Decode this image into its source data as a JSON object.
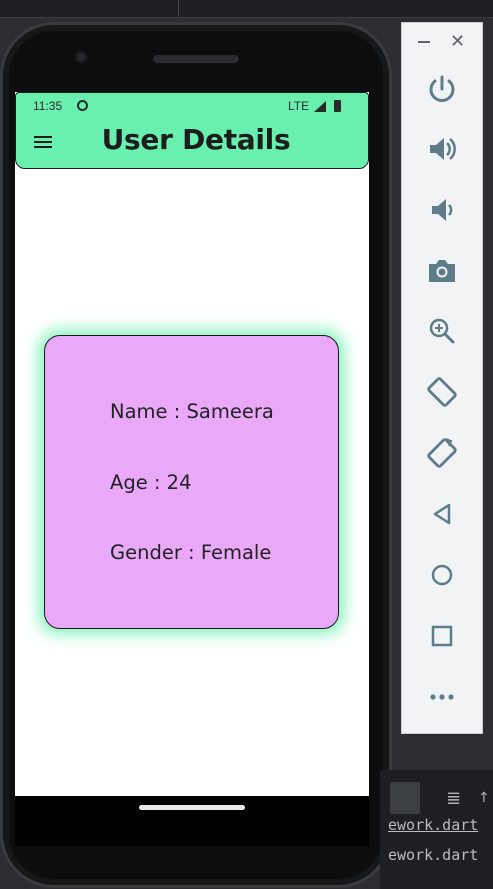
{
  "status_bar": {
    "time": "11:35",
    "network": "LTE",
    "icons": [
      "data-sync-icon",
      "signal-icon",
      "battery-icon"
    ]
  },
  "app_bar": {
    "title": "User Details",
    "menu_icon": "hamburger-menu-icon",
    "color": "#69f0ae"
  },
  "card": {
    "name_line": "Name : Sameera",
    "age_line": "Age : 24",
    "gender_line": "Gender : Female",
    "color": "#eaa9f8",
    "glow_color": "#69f0ae"
  },
  "emulator_toolbar": {
    "buttons": [
      "power-icon",
      "volume-up-icon",
      "volume-down-icon",
      "camera-icon",
      "zoom-icon",
      "rotate-left-icon",
      "rotate-right-icon",
      "back-icon",
      "home-icon",
      "overview-icon",
      "more-icon"
    ],
    "icon_color": "#5f7c8a"
  },
  "ide": {
    "code_line_1": "ework.dart",
    "code_line_2": "ework.dart"
  }
}
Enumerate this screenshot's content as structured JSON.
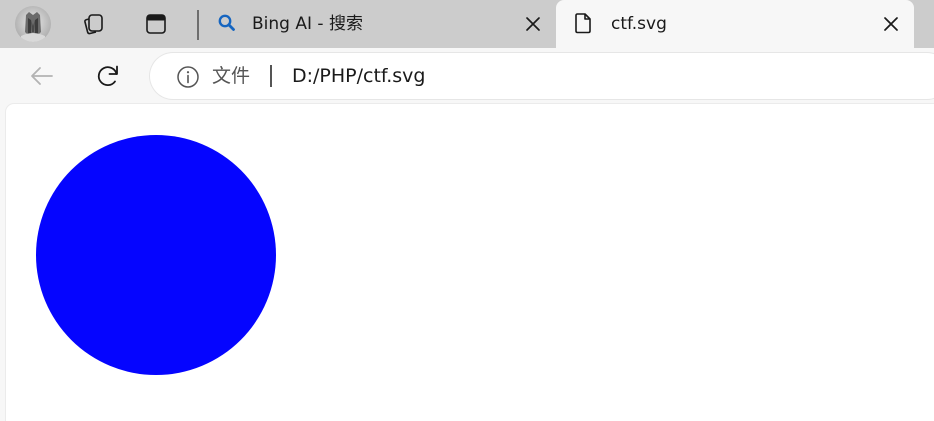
{
  "tabs": [
    {
      "title": "Bing AI - 搜索",
      "icon": "search-icon",
      "active": false
    },
    {
      "title": "ctf.svg",
      "icon": "file-icon",
      "active": true
    }
  ],
  "address_bar": {
    "scheme_label": "文件",
    "url": "D:/PHP/ctf.svg"
  },
  "document": {
    "shape": "circle",
    "fill_color": "#0505ff"
  },
  "colors": {
    "tabstrip_bg": "#cccccc",
    "toolbar_bg": "#f7f7f7",
    "bing_icon": "#1565c0"
  }
}
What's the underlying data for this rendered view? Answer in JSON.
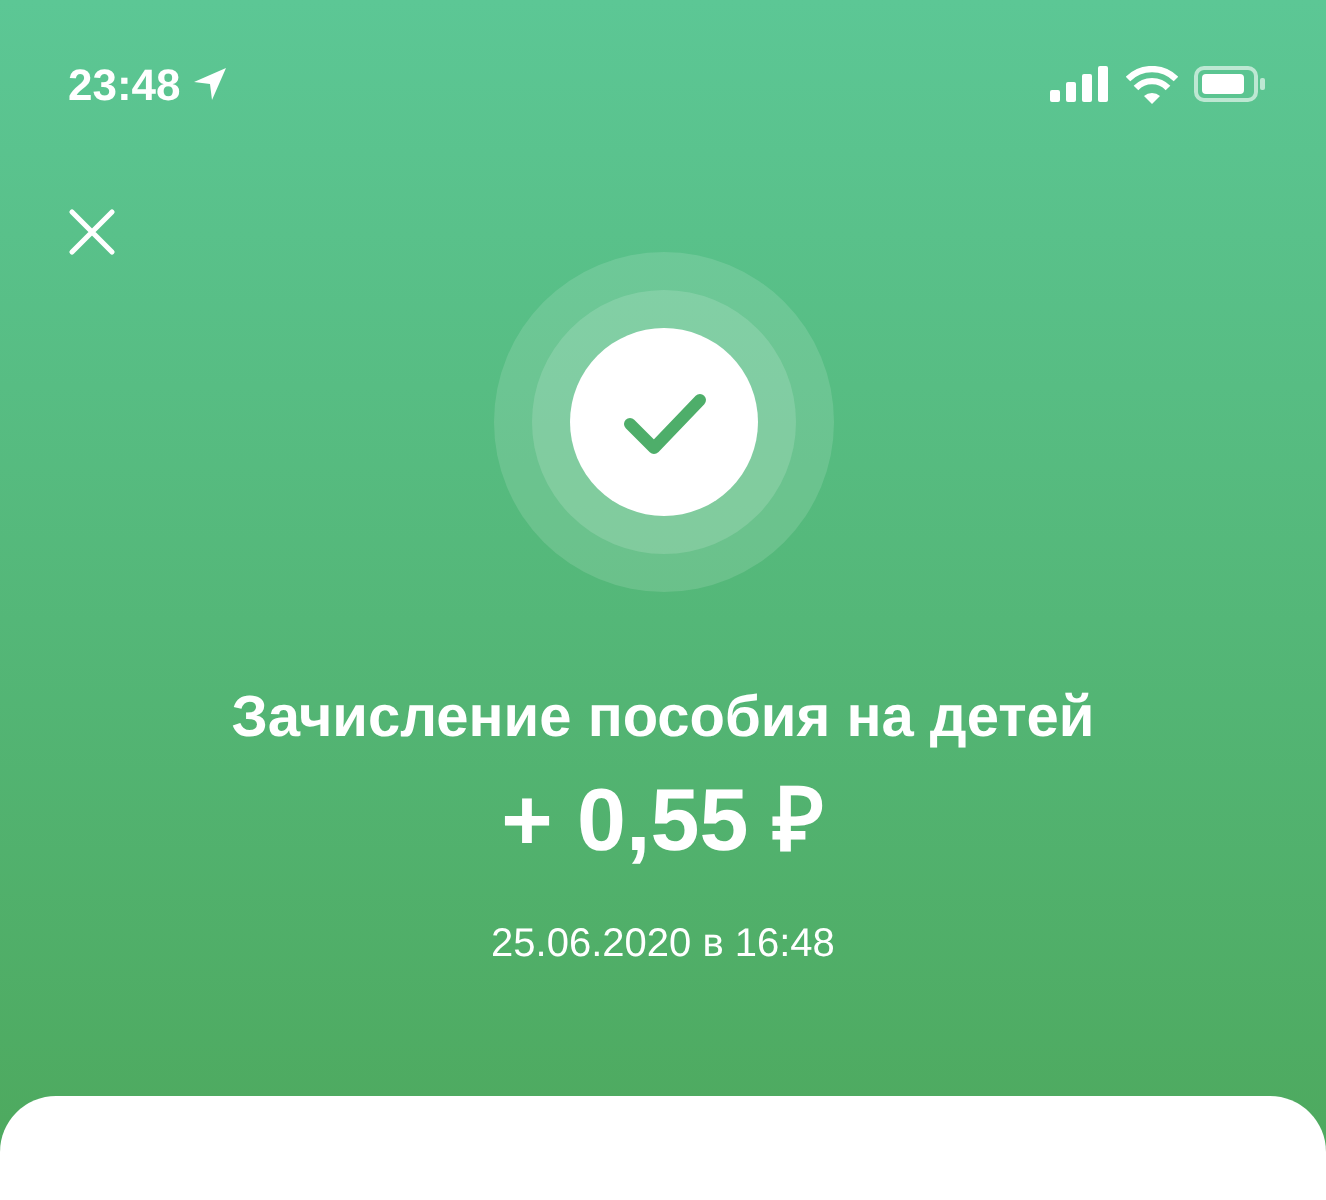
{
  "status_bar": {
    "time": "23:48"
  },
  "title": "Зачисление пособия на детей",
  "amount": "+ 0,55 ₽",
  "date": "25.06.2020 в 16:48"
}
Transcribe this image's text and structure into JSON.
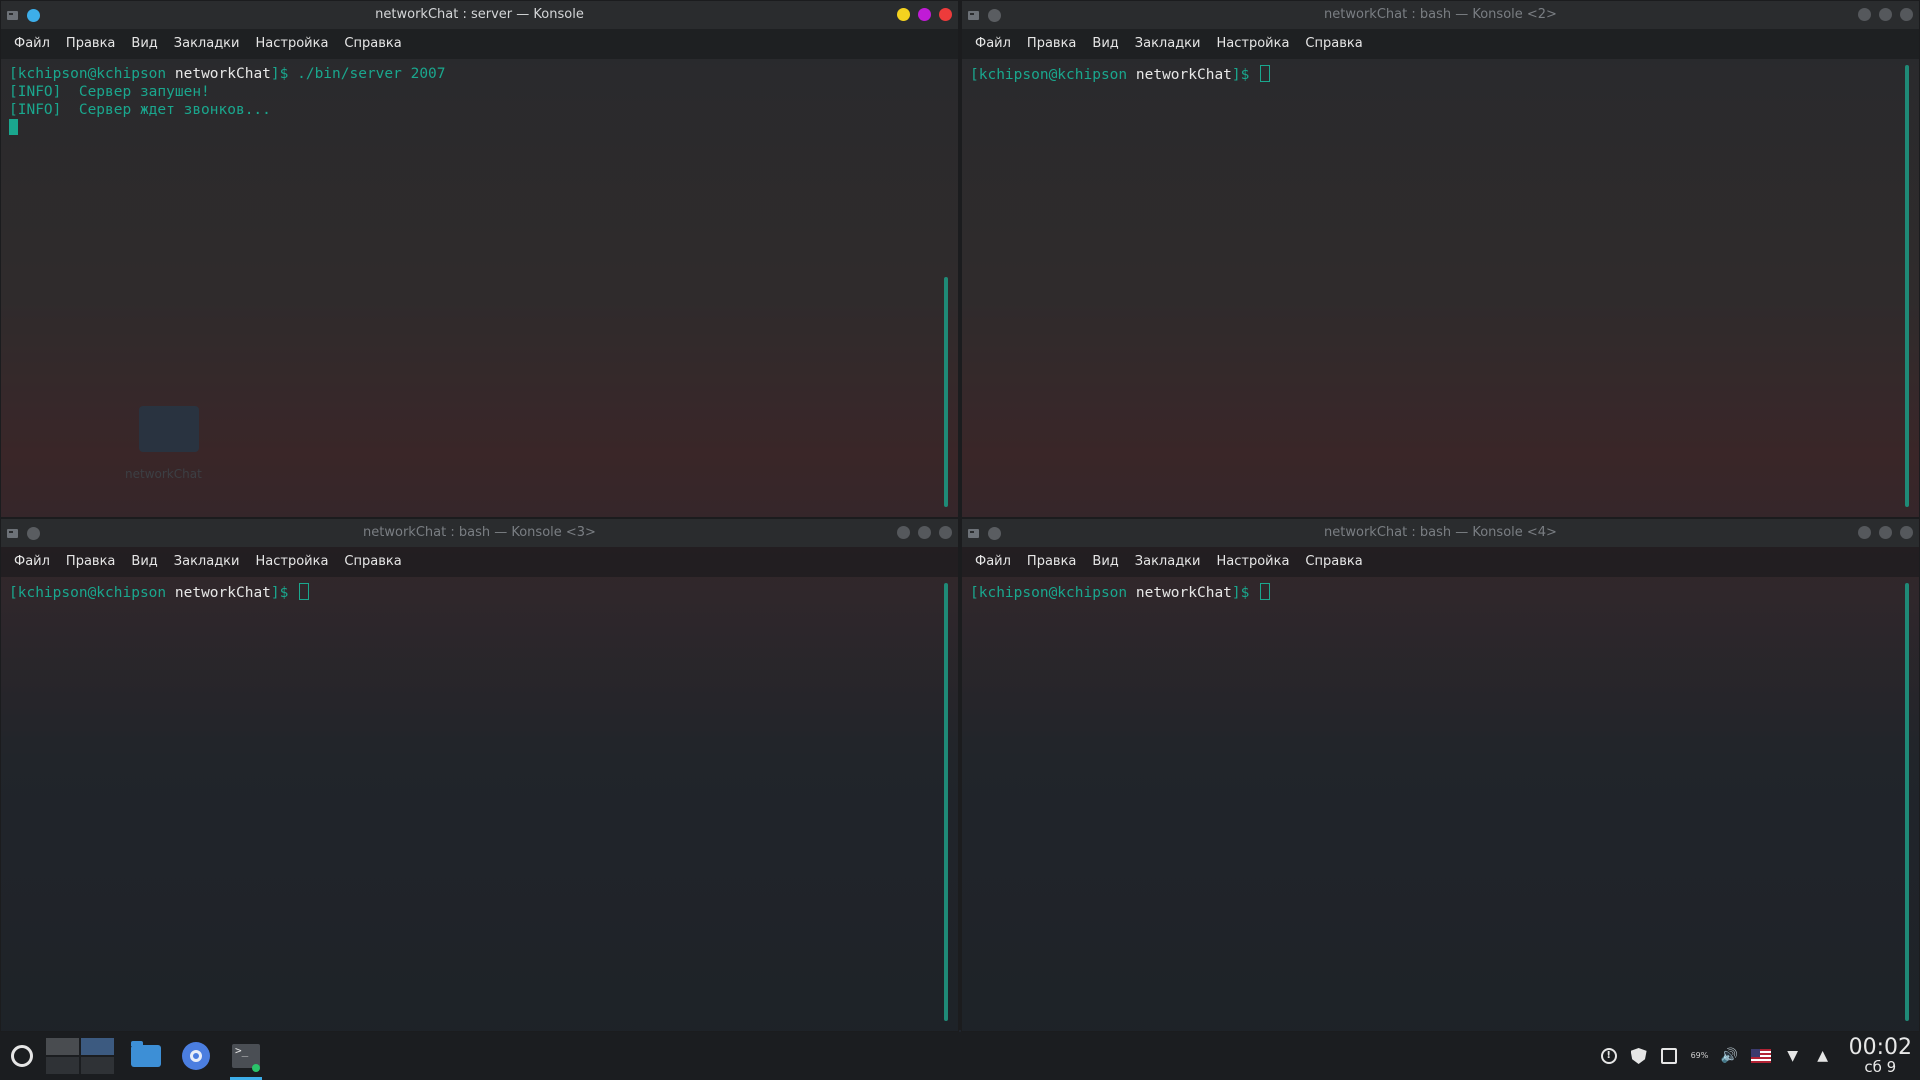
{
  "menu": [
    "Файл",
    "Правка",
    "Вид",
    "Закладки",
    "Настройка",
    "Справка"
  ],
  "windows": [
    {
      "title": "networkChat : server — Konsole",
      "active": true,
      "prompt": {
        "user": "[kchipson@kchipson ",
        "dir": "networkChat",
        "tail": "]$ ",
        "cmd": "./bin/server 2007"
      },
      "output": [
        "[INFO]  Сервер запушен!",
        "[INFO]  Сервер ждет звонков..."
      ]
    },
    {
      "title": "networkChat : bash — Konsole <2>",
      "active": false,
      "prompt": {
        "user": "[kchipson@kchipson ",
        "dir": "networkChat",
        "tail": "]$ ",
        "cmd": ""
      }
    },
    {
      "title": "networkChat : bash — Konsole <3>",
      "active": false,
      "prompt": {
        "user": "[kchipson@kchipson ",
        "dir": "networkChat",
        "tail": "]$ ",
        "cmd": ""
      }
    },
    {
      "title": "networkChat : bash — Konsole <4>",
      "active": false,
      "prompt": {
        "user": "[kchipson@kchipson ",
        "dir": "networkChat",
        "tail": "]$ ",
        "cmd": ""
      }
    }
  ],
  "desktop": {
    "folder_label": "networkChat"
  },
  "taskbar": {
    "clock_time": "00:02",
    "clock_date": "сб 9",
    "battery_label": "69%",
    "tray_icons": [
      "notification-icon",
      "shield-icon",
      "clipboard-icon",
      "battery-icon",
      "volume-icon",
      "us-flag-icon",
      "wifi-icon",
      "expand-tray-icon"
    ],
    "colors": {
      "accent": "#3daee9",
      "terminal_green": "#1aa78e"
    }
  }
}
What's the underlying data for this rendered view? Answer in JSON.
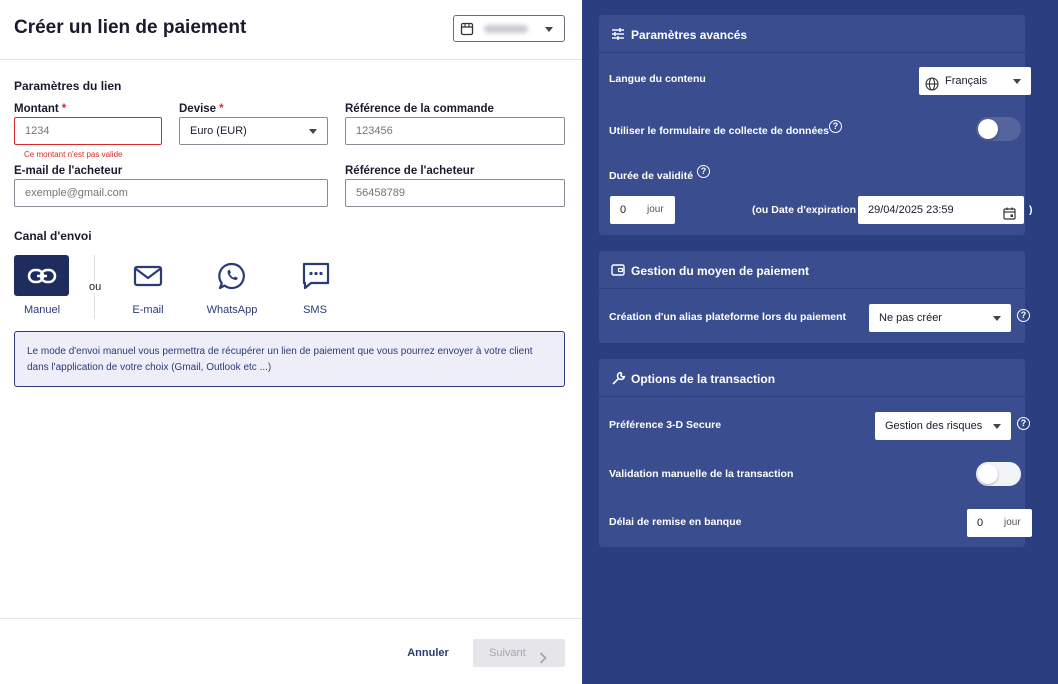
{
  "header": {
    "title": "Créer un lien de paiement",
    "shop_icon": "store-icon"
  },
  "link_params": {
    "section_title": "Paramètres du lien",
    "amount": {
      "label": "Montant",
      "required": "*",
      "placeholder": "1234",
      "error": "Ce montant n'est pas valide"
    },
    "currency": {
      "label": "Devise",
      "required": "*",
      "value": "Euro (EUR)"
    },
    "order_ref": {
      "label": "Référence de la commande",
      "placeholder": "123456"
    },
    "buyer_email": {
      "label": "E-mail de l'acheteur",
      "placeholder": "exemple@gmail.com"
    },
    "buyer_ref": {
      "label": "Référence de l'acheteur",
      "placeholder": "56458789"
    }
  },
  "send_channel": {
    "section_title": "Canal d'envoi",
    "or_label": "ou",
    "options": [
      {
        "label": "Manuel",
        "icon": "link-icon",
        "active": true
      },
      {
        "label": "E-mail",
        "icon": "mail-icon"
      },
      {
        "label": "WhatsApp",
        "icon": "whatsapp-icon"
      },
      {
        "label": "SMS",
        "icon": "sms-icon"
      }
    ],
    "info": "Le mode d'envoi manuel vous permettra de récupérer un lien de paiement que vous pourrez envoyer à votre client dans l'application de votre choix (Gmail, Outlook etc ...)"
  },
  "footer": {
    "cancel": "Annuler",
    "next": "Suivant"
  },
  "advanced": {
    "title": "Paramètres avancés",
    "language_label": "Langue du contenu",
    "language_value": "Français",
    "data_form_label": "Utiliser le formulaire de collecte de données",
    "data_form_enabled": false,
    "validity_label": "Durée de validité",
    "validity_value": "0",
    "validity_unit": "jour",
    "expiration_label": "(ou Date d'expiration",
    "expiration_value": "29/04/2025 23:59",
    "expiration_close": ")"
  },
  "payment_method": {
    "title": "Gestion du moyen de paiement",
    "alias_label": "Création d'un alias plateforme lors du paiement",
    "alias_value": "Ne pas créer"
  },
  "transaction": {
    "title": "Options de la transaction",
    "secure_label": "Préférence 3-D Secure",
    "secure_value": "Gestion des risques",
    "manual_validation_label": "Validation manuelle de la transaction",
    "manual_validation_enabled": false,
    "delay_label": "Délai de remise en banque",
    "delay_value": "0",
    "delay_unit": "jour"
  },
  "colors": {
    "primary": "#2b3e80",
    "card": "#3a4d8f",
    "error": "#d62b2b",
    "active_channel": "#1f2d5e"
  }
}
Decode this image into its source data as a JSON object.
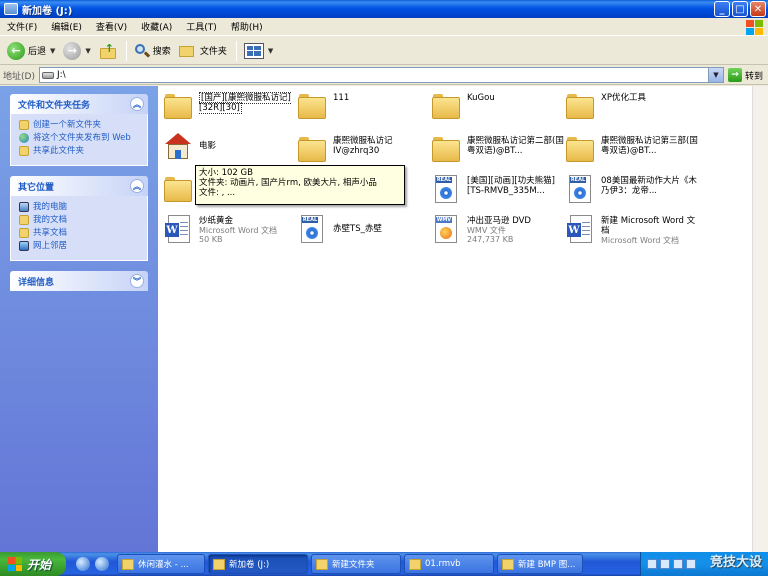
{
  "window": {
    "title": "新加卷 (J:)"
  },
  "menu": [
    "文件(F)",
    "编辑(E)",
    "查看(V)",
    "收藏(A)",
    "工具(T)",
    "帮助(H)"
  ],
  "toolbar": {
    "back": "后退",
    "search": "搜索",
    "folders": "文件夹"
  },
  "address": {
    "label": "地址(D)",
    "value": "J:\\",
    "go": "转到"
  },
  "left": {
    "tasks": {
      "title": "文件和文件夹任务",
      "links": [
        "创建一个新文件夹",
        "将这个文件夹发布到 Web",
        "共享此文件夹"
      ]
    },
    "places": {
      "title": "其它位置",
      "links": [
        "我的电脑",
        "我的文档",
        "共享文档",
        "网上邻居"
      ]
    },
    "details": {
      "title": "详细信息"
    }
  },
  "files": [
    {
      "name": "[国产][康熙微服私访记][32R][30]",
      "sub1": "",
      "sub2": "",
      "type": "folder"
    },
    {
      "name": "111",
      "sub1": "",
      "sub2": "",
      "type": "folder"
    },
    {
      "name": "KuGou",
      "sub1": "",
      "sub2": "",
      "type": "folder"
    },
    {
      "name": "XP优化工具",
      "sub1": "",
      "sub2": "",
      "type": "folder"
    },
    {
      "name": "电影",
      "sub1": "",
      "sub2": "",
      "type": "house"
    },
    {
      "name": "康熙微服私访记IV@zhrq30",
      "sub1": "",
      "sub2": "",
      "type": "folder"
    },
    {
      "name": "康熙微服私访记第二部(国粤双语)@BT...",
      "sub1": "",
      "sub2": "",
      "type": "folder"
    },
    {
      "name": "康熙微服私访记第三部(国粤双语)@BT...",
      "sub1": "",
      "sub2": "",
      "type": "folder"
    },
    {
      "name": "",
      "sub1": "",
      "sub2": "",
      "type": "folder"
    },
    {
      "name": "",
      "sub1": "",
      "sub2": "",
      "type": "none"
    },
    {
      "name": "[美国][动画][功夫熊猫][TS-RMVB_335M...",
      "sub1": "",
      "sub2": "",
      "type": "real"
    },
    {
      "name": "08美国最新动作大片《木乃伊3：龙帝...",
      "sub1": "",
      "sub2": "",
      "type": "real"
    },
    {
      "name": "炒纸黄金",
      "sub1": "Microsoft Word 文档",
      "sub2": "50 KB",
      "type": "word"
    },
    {
      "name": "赤壁TS_赤壁",
      "sub1": "",
      "sub2": "",
      "type": "real"
    },
    {
      "name": "冲出亚马逊 DVD",
      "sub1": "WMV 文件",
      "sub2": "247,737 KB",
      "type": "wmv"
    },
    {
      "name": "新建 Microsoft Word 文档",
      "sub1": "Microsoft Word 文档",
      "sub2": "",
      "type": "word"
    }
  ],
  "tooltip": {
    "line1": "大小: 102 GB",
    "line2": "文件夹: 动画片, 国产片rm, 欧美大片, 相声小品",
    "line3": "文件: , ..."
  },
  "taskbar": {
    "start": "开始",
    "tasks": [
      "休闲灌水 - ...",
      "新加卷 (J:)",
      "新建文件夹",
      "01.rmvb",
      "新建 BMP 图..."
    ]
  },
  "watermark": "竞技大设"
}
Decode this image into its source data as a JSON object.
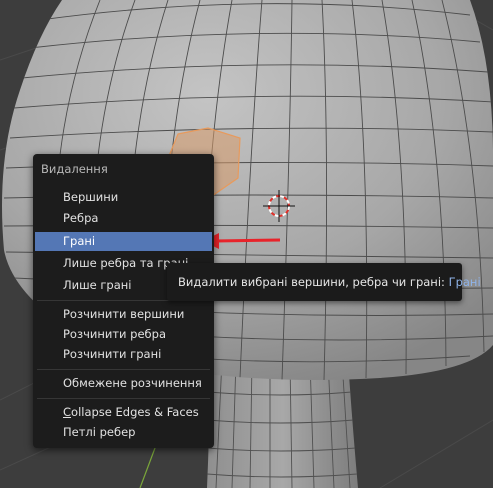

- _TASK TO COMPLETE_
Give nothing but the count of lines in the listing above that hold the string "error".

- _SOLUTION FOR THIS TASK_
2